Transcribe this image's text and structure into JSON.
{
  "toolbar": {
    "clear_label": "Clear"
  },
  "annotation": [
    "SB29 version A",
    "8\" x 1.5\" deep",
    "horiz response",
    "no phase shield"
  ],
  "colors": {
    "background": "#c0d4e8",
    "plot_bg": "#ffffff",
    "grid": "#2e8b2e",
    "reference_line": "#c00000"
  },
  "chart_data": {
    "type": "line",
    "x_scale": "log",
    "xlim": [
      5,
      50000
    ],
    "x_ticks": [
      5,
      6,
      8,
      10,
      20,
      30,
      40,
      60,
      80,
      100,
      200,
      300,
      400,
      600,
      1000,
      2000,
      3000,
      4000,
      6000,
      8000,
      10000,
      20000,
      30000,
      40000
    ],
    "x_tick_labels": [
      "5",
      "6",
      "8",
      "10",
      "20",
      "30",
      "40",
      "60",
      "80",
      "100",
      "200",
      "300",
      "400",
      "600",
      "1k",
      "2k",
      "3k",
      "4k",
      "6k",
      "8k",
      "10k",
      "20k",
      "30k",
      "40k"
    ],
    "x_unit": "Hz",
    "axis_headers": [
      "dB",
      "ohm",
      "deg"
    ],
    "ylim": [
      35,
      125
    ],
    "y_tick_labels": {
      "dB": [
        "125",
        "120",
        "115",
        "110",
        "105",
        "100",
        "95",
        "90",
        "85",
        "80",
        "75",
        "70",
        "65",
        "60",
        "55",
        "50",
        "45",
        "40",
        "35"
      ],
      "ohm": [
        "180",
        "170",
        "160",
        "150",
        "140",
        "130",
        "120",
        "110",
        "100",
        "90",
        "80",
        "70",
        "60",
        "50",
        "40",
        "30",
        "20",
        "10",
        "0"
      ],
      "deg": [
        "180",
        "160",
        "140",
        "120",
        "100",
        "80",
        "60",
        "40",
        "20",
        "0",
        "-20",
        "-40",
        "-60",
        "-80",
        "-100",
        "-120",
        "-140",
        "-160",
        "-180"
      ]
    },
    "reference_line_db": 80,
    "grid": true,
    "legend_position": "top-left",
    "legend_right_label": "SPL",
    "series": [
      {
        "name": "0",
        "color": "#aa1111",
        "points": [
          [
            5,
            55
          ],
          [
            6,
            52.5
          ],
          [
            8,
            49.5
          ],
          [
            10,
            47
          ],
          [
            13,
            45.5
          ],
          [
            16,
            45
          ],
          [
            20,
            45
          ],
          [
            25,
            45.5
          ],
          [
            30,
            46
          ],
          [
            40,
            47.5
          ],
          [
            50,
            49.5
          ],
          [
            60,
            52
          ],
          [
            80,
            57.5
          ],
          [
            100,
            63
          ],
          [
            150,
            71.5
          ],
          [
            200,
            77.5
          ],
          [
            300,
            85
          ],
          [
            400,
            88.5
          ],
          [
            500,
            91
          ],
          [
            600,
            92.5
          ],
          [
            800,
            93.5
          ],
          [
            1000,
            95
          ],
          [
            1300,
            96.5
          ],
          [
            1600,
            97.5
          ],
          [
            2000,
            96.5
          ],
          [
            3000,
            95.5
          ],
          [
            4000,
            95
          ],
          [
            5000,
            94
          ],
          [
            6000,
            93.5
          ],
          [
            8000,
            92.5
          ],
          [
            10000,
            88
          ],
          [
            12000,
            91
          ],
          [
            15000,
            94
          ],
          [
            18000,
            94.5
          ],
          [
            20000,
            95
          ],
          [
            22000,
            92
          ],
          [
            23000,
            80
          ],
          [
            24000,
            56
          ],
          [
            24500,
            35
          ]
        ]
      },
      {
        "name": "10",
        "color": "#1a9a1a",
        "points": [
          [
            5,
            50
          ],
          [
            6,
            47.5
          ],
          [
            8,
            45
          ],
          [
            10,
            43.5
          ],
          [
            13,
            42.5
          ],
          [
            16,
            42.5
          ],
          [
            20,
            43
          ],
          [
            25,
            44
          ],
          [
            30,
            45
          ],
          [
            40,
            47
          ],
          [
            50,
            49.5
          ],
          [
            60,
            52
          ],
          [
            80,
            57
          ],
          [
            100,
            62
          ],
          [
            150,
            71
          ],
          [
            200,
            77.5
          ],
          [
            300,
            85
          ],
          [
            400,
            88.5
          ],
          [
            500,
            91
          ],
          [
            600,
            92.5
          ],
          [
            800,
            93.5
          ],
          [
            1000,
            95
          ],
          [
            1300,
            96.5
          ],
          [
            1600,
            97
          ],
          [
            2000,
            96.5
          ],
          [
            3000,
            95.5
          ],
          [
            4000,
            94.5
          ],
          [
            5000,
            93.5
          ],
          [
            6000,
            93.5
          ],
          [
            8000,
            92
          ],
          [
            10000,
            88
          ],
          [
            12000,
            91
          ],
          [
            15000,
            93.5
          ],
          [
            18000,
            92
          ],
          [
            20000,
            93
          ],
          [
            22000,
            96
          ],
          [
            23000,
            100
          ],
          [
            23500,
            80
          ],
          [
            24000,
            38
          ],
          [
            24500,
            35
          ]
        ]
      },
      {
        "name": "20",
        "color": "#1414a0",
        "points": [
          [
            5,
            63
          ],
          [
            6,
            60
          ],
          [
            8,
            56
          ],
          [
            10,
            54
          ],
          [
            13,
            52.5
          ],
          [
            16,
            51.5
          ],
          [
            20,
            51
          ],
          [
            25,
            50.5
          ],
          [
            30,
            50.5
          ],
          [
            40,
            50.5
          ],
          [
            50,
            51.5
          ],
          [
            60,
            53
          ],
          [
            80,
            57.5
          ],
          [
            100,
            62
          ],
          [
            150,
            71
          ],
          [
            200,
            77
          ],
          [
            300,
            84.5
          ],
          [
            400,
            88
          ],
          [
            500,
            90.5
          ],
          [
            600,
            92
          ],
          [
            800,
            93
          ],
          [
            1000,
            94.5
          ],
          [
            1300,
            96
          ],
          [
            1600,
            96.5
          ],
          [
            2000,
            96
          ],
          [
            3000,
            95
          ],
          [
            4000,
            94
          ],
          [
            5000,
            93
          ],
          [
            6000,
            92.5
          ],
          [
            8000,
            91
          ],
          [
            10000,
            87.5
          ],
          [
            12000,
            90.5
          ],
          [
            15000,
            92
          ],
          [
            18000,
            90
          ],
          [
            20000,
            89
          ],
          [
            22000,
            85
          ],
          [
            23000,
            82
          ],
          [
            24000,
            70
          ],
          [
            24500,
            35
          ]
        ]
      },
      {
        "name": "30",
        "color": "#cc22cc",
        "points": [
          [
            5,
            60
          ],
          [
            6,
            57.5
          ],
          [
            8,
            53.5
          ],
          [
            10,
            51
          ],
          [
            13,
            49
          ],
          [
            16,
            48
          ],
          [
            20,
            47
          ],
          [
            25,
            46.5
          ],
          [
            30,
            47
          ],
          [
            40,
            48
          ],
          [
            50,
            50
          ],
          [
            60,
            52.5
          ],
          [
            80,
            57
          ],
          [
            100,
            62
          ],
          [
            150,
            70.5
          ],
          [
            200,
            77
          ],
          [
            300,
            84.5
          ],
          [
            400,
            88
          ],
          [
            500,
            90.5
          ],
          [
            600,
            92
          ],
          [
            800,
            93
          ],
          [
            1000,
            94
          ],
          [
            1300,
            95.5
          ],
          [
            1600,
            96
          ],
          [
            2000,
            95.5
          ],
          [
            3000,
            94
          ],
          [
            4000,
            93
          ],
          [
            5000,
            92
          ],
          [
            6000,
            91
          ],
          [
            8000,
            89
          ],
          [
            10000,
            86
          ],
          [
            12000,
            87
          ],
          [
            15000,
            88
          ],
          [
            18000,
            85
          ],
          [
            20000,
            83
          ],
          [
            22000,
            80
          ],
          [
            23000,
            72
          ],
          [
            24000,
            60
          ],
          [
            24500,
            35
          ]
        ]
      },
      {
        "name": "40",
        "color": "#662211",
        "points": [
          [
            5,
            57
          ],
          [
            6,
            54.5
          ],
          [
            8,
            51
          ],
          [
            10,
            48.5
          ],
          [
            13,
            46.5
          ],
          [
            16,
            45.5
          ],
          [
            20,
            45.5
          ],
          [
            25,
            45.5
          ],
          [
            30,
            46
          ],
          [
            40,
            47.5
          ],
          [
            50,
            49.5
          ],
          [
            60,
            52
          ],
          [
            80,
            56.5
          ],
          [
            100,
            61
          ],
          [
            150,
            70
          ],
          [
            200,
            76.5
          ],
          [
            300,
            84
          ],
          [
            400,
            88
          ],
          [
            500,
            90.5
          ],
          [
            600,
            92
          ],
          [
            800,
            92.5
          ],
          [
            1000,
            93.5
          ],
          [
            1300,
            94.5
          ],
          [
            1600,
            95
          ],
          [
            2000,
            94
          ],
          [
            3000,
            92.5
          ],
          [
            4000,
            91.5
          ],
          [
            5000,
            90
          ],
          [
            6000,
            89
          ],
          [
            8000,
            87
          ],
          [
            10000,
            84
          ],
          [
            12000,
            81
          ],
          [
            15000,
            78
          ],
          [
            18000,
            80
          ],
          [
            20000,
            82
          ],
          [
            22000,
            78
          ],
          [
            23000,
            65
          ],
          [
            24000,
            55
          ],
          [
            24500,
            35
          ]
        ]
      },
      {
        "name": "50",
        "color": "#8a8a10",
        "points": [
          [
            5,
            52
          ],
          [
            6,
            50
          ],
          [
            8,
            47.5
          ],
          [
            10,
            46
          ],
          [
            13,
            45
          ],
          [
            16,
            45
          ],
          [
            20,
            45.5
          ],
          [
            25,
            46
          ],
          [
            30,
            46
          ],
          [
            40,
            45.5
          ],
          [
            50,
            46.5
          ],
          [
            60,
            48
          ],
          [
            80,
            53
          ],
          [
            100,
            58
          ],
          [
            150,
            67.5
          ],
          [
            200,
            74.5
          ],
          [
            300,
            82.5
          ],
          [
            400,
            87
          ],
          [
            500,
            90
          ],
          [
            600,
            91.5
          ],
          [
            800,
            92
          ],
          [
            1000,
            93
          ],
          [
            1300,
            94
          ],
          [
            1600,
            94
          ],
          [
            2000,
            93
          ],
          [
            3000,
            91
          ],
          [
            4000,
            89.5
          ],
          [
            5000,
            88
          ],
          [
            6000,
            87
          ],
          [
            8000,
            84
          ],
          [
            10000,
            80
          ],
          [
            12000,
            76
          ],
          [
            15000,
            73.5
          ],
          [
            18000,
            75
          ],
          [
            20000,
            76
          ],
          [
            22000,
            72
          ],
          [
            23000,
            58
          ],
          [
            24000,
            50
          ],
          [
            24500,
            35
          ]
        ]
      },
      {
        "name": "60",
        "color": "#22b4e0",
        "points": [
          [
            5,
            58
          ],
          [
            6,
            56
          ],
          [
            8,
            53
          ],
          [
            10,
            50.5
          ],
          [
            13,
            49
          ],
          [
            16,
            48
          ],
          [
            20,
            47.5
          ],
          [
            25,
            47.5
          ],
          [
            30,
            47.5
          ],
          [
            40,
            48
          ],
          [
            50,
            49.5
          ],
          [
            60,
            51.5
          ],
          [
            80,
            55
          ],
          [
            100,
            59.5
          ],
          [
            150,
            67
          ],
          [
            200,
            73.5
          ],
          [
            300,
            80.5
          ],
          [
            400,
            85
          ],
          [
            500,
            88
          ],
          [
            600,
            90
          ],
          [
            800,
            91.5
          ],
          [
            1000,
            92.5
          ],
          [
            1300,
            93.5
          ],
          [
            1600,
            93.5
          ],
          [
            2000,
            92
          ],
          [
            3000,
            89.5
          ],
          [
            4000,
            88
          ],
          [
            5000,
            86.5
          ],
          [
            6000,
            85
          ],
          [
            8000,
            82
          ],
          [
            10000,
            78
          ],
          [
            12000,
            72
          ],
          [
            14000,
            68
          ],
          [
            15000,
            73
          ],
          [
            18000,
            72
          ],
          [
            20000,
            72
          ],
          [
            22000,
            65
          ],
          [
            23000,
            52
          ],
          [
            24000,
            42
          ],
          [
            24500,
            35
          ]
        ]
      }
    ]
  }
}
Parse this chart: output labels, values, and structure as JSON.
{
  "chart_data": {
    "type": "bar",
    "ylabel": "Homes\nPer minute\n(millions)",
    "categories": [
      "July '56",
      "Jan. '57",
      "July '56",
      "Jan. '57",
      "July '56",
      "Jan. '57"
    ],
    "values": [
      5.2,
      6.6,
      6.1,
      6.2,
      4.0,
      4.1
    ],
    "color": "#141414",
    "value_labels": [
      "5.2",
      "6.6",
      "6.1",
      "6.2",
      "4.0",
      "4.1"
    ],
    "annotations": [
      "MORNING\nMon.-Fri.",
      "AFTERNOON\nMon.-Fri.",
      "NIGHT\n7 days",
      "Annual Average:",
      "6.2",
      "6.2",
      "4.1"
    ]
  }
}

——————

### Aim of the task
Every line of the records that includes the word "JSON" should be gathered.

### Answer to this problem
Transcribe this image's text and structure into JSON.
Parse this chart: output labels, values, and structure as JSON.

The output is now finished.